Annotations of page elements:
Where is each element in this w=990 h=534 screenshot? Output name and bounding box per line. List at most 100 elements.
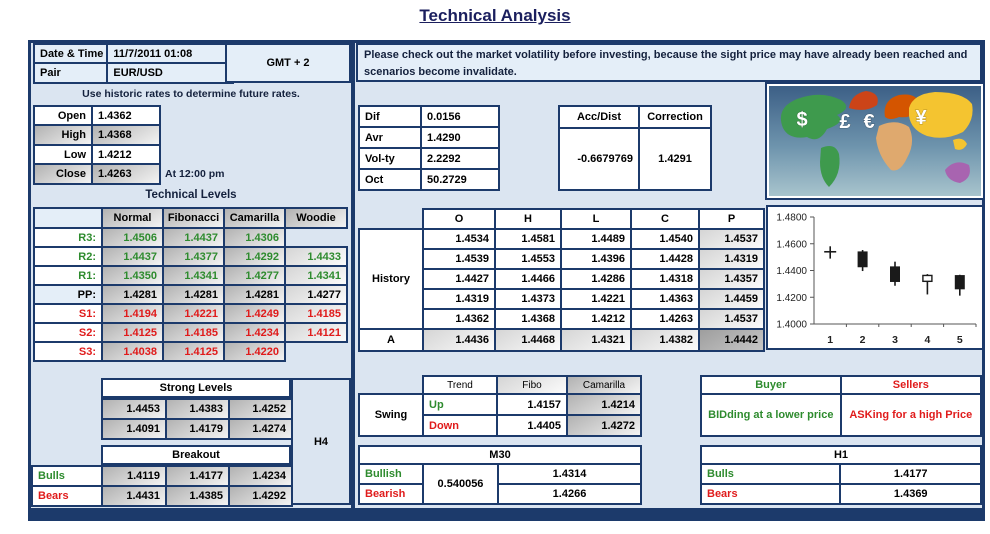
high-value[interactable]: 1.4368 — [91, 124, 161, 146]
h1-header[interactable]: H1 — [700, 445, 982, 465]
cell[interactable]: 1.4363 — [630, 288, 700, 310]
col-header-normal[interactable]: Normal — [101, 207, 164, 229]
cell[interactable]: 1.4272 — [566, 414, 642, 437]
cell[interactable]: 1.4274 — [228, 418, 293, 440]
cell[interactable]: 1.4581 — [494, 228, 562, 250]
cell[interactable]: 1.4383 — [165, 398, 230, 420]
row-label-r3[interactable]: R3: — [33, 227, 103, 248]
gmt-offset-cell[interactable]: GMT + 2 — [225, 43, 351, 83]
cell[interactable]: 1.4468 — [494, 328, 562, 352]
cell[interactable]: 1.4318 — [630, 268, 700, 290]
bearish-label[interactable]: Bearish — [358, 483, 424, 505]
cell[interactable]: 1.4306 — [223, 227, 286, 248]
swing-label[interactable]: Swing — [358, 393, 424, 437]
cell[interactable]: 1.4405 — [496, 414, 568, 437]
cell[interactable]: 1.4281 — [162, 284, 225, 305]
avr-label[interactable]: Avr — [358, 126, 422, 149]
col-header-fibonacci[interactable]: Fibonacci — [162, 207, 225, 229]
cell[interactable]: 1.4437 — [162, 227, 225, 248]
row-label-r2[interactable]: R2: — [33, 246, 103, 267]
cell[interactable]: 1.4234 — [223, 322, 286, 343]
strong-levels-header[interactable]: Strong Levels — [101, 378, 291, 398]
cell[interactable]: 1.4382 — [630, 328, 700, 352]
pair-value[interactable]: EUR/USD — [106, 62, 235, 84]
corner-cell[interactable] — [33, 207, 103, 229]
cell[interactable]: 1.4277 — [284, 284, 348, 305]
low-value[interactable]: 1.4212 — [91, 144, 161, 165]
cell[interactable]: 1.4119 — [101, 465, 167, 487]
volty-label[interactable]: Vol-ty — [358, 147, 422, 170]
cell[interactable]: 1.4506 — [101, 227, 164, 248]
timeframe-h4-cell[interactable]: H4 — [291, 378, 351, 505]
open-label[interactable]: Open — [33, 105, 93, 126]
cell[interactable]: 1.4453 — [101, 398, 167, 420]
cell[interactable]: 1.4433 — [284, 246, 348, 267]
col-header-woodie[interactable]: Woodie — [284, 207, 348, 229]
dif-label[interactable]: Dif — [358, 105, 422, 128]
col-header-trend[interactable]: Trend — [422, 375, 498, 395]
cell[interactable]: 1.4428 — [630, 248, 700, 270]
col-header-l[interactable]: L — [560, 208, 632, 230]
oct-label[interactable]: Oct — [358, 168, 422, 191]
close-label[interactable]: Close — [33, 163, 93, 185]
breakout-header[interactable]: Breakout — [101, 445, 291, 465]
sellers-note[interactable]: ASKing for a high Price — [839, 393, 983, 437]
cell[interactable]: 1.4263 — [630, 308, 700, 330]
cell[interactable]: 1.4553 — [494, 248, 562, 270]
average-row-label[interactable]: A — [358, 328, 424, 352]
cell[interactable]: 1.4373 — [494, 288, 562, 310]
date-time-value[interactable]: 11/7/2011 01:08 — [106, 43, 235, 64]
cell[interactable]: 1.4368 — [494, 308, 562, 330]
correction-value[interactable]: 1.4291 — [638, 127, 712, 191]
swing-up-label[interactable]: Up — [422, 393, 498, 416]
cell[interactable]: 1.4220 — [223, 341, 286, 362]
m30-header[interactable]: M30 — [358, 445, 642, 465]
bullish-label[interactable]: Bullish — [358, 463, 424, 485]
pair-label[interactable]: Pair — [32, 62, 109, 84]
cell[interactable]: 1.4038 — [101, 341, 164, 362]
cell[interactable]: 1.4179 — [165, 418, 230, 440]
cell[interactable]: 1.4319 — [698, 248, 765, 270]
cell[interactable]: 1.4437 — [101, 246, 164, 267]
cell[interactable]: 1.4157 — [496, 393, 568, 416]
h1-bulls-label[interactable]: Bulls — [699, 463, 842, 485]
date-time-label[interactable]: Date & Time — [32, 43, 109, 64]
cell[interactable]: 1.4466 — [494, 268, 562, 290]
h1-bears-value[interactable]: 1.4369 — [839, 483, 982, 505]
cell[interactable]: 1.4489 — [560, 228, 632, 250]
col-header-camarilla[interactable]: Camarilla — [223, 207, 286, 229]
row-label-s1[interactable]: S1: — [33, 303, 103, 324]
cell[interactable]: 1.4212 — [560, 308, 632, 330]
row-label-pp[interactable]: PP: — [33, 284, 103, 305]
bearish-value[interactable]: 1.4266 — [497, 483, 642, 505]
cell[interactable]: 1.4427 — [422, 268, 496, 290]
cell[interactable]: 1.4194 — [101, 303, 164, 324]
cell[interactable]: 1.4534 — [422, 228, 496, 250]
close-value[interactable]: 1.4263 — [91, 163, 161, 185]
cell[interactable]: 1.4185 — [162, 322, 225, 343]
accdist-header[interactable]: Acc/Dist — [558, 105, 640, 129]
cell[interactable]: 1.4537 — [698, 308, 765, 330]
cell[interactable]: 1.4252 — [228, 398, 293, 420]
cell[interactable]: 1.4459 — [698, 288, 765, 310]
cell[interactable]: 1.4281 — [101, 284, 164, 305]
buyer-note[interactable]: BIDding at a lower price — [700, 393, 842, 437]
avr-value[interactable]: 1.4290 — [420, 126, 500, 149]
m30-factor[interactable]: 0.540056 — [422, 463, 499, 505]
bulls-label[interactable]: Bulls — [31, 465, 103, 487]
cell[interactable]: 1.4357 — [698, 268, 765, 290]
open-value[interactable]: 1.4362 — [91, 105, 161, 126]
dif-value[interactable]: 0.0156 — [420, 105, 500, 128]
col-header-c[interactable]: C — [630, 208, 700, 230]
cell[interactable]: 1.4442 — [698, 328, 765, 352]
cell[interactable]: 1.4385 — [165, 485, 230, 507]
col-header-fibo[interactable]: Fibo — [496, 375, 568, 395]
swing-down-label[interactable]: Down — [422, 414, 498, 437]
col-header-p[interactable]: P — [698, 208, 765, 230]
cell[interactable]: 1.4539 — [422, 248, 496, 270]
cell[interactable]: 1.4281 — [223, 284, 286, 305]
cell[interactable]: 1.4277 — [223, 265, 286, 286]
cell[interactable]: 1.4341 — [284, 265, 348, 286]
cell[interactable]: 1.4221 — [162, 303, 225, 324]
bears-label[interactable]: Bears — [31, 485, 103, 507]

_What you need to do_. In the data above, reproduce unchanged every line from the one containing "high-value[interactable]: 1.4368 —" up to and including the one containing "cell[interactable]: 1.4468 —".

_Final answer_.
high-value[interactable]: 1.4368 — [91, 124, 161, 146]
h1-header[interactable]: H1 — [700, 445, 982, 465]
cell[interactable]: 1.4363 — [630, 288, 700, 310]
col-header-normal[interactable]: Normal — [101, 207, 164, 229]
cell[interactable]: 1.4272 — [566, 414, 642, 437]
cell[interactable]: 1.4274 — [228, 418, 293, 440]
cell[interactable]: 1.4581 — [494, 228, 562, 250]
cell[interactable]: 1.4383 — [165, 398, 230, 420]
row-label-r3[interactable]: R3: — [33, 227, 103, 248]
gmt-offset-cell[interactable]: GMT + 2 — [225, 43, 351, 83]
cell[interactable]: 1.4468 — [494, 328, 562, 352]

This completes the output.